[Figure collection entries]
☆ ☆ ☆
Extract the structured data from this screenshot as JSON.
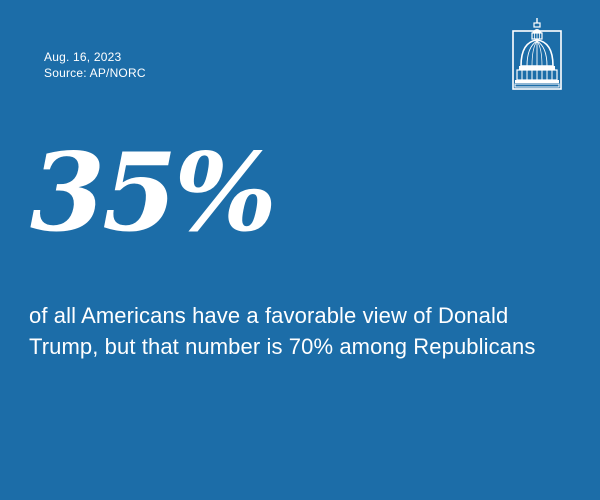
{
  "colors": {
    "background": "#1c6da8",
    "foreground": "#ffffff"
  },
  "meta": {
    "date": "Aug. 16, 2023",
    "source": "Source: AP/NORC"
  },
  "logo": {
    "icon": "capitol-dome-icon"
  },
  "stat": {
    "value": "35%",
    "description": "of all Americans have a favorable view of Donald Trump, but that number is 70% among Republicans"
  }
}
☆ ☆ ☆
TASK STATEMENT |
Leave out the pictures and output every record above precisely as given.

OUTPUT |
Extract the structured data from this screenshot as JSON.
{
  "colors": {
    "background": "#1c6da8",
    "foreground": "#ffffff"
  },
  "meta": {
    "date": "Aug. 16, 2023",
    "source": "Source: AP/NORC"
  },
  "logo": {
    "icon": "capitol-dome-icon"
  },
  "stat": {
    "value": "35%",
    "description": "of all Americans have a favorable view of Donald Trump, but that number is 70% among Republicans"
  }
}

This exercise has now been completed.